Could you pull out the rows below word for word, from the very first one through the row that contains "y-tick-label: -0.5 bbox=[59, 596, 92, 617]", both included?
[begin Records for this exercise]
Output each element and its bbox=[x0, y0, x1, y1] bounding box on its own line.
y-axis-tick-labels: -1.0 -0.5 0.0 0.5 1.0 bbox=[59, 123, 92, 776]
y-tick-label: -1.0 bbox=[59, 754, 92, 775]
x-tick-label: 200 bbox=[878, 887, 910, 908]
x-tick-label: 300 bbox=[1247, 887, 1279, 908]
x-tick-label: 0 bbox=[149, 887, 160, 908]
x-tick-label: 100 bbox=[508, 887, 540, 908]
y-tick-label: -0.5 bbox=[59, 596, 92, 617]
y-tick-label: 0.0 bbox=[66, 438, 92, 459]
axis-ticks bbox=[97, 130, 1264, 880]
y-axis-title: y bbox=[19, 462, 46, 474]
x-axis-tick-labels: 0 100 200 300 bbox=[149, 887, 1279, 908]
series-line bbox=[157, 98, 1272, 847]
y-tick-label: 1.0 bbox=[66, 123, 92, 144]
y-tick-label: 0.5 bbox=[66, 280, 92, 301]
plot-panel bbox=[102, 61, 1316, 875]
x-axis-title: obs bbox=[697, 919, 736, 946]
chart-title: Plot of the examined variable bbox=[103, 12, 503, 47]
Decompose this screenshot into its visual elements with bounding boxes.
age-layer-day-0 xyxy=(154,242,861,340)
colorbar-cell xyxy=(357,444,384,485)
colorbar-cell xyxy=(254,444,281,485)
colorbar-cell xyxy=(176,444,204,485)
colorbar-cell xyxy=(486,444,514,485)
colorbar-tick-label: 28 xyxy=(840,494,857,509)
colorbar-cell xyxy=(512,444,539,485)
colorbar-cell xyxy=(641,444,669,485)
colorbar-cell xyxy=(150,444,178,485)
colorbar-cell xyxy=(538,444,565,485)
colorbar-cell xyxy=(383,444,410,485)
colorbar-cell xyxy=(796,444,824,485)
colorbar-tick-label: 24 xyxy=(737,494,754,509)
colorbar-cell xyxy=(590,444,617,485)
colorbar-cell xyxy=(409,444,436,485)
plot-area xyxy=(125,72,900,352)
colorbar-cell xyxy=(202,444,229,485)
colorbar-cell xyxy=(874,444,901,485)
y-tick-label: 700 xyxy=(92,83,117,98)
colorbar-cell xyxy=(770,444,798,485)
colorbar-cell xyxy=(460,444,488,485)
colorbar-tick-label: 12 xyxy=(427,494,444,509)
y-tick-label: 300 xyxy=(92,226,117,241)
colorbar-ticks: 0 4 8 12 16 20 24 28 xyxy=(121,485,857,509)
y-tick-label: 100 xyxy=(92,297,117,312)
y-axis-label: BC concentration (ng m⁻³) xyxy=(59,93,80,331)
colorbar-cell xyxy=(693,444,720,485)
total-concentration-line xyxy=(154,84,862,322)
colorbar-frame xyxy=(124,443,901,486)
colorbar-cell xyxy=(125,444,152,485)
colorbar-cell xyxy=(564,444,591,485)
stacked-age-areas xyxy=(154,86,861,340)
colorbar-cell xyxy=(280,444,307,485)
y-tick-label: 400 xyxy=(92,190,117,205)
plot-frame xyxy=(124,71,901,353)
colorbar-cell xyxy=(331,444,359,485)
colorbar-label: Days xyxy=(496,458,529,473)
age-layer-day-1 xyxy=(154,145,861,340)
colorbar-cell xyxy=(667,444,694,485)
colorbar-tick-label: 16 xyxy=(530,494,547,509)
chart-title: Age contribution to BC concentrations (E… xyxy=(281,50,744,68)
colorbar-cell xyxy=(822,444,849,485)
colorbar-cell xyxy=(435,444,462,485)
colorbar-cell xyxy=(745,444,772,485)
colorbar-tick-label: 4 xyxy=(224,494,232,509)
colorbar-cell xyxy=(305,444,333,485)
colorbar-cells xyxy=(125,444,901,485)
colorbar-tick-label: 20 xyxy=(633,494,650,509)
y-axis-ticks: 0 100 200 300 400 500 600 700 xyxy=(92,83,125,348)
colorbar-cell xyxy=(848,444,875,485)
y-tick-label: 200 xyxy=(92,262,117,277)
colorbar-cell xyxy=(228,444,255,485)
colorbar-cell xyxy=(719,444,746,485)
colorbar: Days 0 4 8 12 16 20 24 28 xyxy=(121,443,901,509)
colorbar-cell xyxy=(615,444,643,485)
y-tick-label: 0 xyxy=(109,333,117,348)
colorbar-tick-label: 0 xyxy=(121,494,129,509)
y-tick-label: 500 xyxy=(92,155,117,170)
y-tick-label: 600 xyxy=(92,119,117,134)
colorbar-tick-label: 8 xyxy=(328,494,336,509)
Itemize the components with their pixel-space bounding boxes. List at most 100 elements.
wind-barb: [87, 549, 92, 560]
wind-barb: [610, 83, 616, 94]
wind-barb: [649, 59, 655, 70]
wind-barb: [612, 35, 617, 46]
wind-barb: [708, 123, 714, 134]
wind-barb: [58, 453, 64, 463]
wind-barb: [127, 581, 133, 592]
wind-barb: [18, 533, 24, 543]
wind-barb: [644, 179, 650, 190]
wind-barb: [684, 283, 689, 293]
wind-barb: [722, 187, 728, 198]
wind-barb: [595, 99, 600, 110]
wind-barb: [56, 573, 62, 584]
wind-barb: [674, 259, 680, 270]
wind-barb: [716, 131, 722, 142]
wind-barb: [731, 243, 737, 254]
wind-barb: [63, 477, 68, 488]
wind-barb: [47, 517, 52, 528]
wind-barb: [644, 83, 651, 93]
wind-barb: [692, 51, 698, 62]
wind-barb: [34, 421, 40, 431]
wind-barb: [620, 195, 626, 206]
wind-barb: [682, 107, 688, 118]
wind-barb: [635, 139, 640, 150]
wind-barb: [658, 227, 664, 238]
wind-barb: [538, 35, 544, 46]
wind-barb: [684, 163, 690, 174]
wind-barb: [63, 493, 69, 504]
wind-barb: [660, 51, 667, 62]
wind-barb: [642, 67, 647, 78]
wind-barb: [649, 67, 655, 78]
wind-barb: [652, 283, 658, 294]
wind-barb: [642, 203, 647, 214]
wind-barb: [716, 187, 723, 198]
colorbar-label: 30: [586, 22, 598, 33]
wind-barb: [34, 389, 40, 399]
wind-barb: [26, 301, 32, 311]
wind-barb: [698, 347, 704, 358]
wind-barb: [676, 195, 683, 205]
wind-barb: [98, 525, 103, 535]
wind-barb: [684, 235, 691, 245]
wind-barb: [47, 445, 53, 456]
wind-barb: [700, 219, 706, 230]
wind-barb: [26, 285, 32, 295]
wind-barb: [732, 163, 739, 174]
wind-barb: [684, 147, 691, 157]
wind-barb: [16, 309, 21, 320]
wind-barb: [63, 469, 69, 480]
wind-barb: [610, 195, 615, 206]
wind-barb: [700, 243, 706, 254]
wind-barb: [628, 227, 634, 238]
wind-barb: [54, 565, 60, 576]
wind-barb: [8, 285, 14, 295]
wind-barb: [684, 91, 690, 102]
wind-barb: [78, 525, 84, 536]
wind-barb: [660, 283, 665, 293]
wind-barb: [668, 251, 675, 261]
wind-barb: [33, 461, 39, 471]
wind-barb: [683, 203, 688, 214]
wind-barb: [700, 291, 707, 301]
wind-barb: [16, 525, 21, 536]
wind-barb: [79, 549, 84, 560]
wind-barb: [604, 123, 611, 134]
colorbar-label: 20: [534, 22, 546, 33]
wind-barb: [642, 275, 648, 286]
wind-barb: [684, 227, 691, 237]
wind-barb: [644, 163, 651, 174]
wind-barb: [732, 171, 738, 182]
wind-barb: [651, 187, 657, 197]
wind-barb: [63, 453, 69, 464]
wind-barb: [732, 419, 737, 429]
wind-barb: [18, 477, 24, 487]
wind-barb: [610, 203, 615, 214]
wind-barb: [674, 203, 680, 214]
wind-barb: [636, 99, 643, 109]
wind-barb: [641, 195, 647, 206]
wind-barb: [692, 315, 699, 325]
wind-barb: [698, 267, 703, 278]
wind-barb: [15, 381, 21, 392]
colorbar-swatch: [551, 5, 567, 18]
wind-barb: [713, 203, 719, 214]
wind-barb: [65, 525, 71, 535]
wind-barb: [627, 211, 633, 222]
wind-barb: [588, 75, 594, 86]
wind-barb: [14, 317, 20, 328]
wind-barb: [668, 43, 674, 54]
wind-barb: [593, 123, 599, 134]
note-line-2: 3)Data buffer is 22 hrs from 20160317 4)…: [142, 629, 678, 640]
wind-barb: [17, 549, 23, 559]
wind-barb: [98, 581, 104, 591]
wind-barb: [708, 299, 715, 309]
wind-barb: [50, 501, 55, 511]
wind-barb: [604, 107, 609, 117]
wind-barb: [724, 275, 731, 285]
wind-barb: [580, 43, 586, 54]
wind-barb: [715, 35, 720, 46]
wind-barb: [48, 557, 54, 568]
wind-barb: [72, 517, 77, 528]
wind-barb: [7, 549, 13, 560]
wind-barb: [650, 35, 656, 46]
[end Records for this exercise]
| Task result |
Output each element and its bbox=[x0, y0, x1, y1] bounding box on its own line.
y-axis-tick-labels: -1.0 -0.5 0.0 0.5 1.0 bbox=[59, 123, 92, 776]
y-tick-label: -1.0 bbox=[59, 754, 92, 775]
x-tick-label: 200 bbox=[878, 887, 910, 908]
x-tick-label: 300 bbox=[1247, 887, 1279, 908]
x-tick-label: 0 bbox=[149, 887, 160, 908]
x-tick-label: 100 bbox=[508, 887, 540, 908]
y-tick-label: -0.5 bbox=[59, 596, 92, 617]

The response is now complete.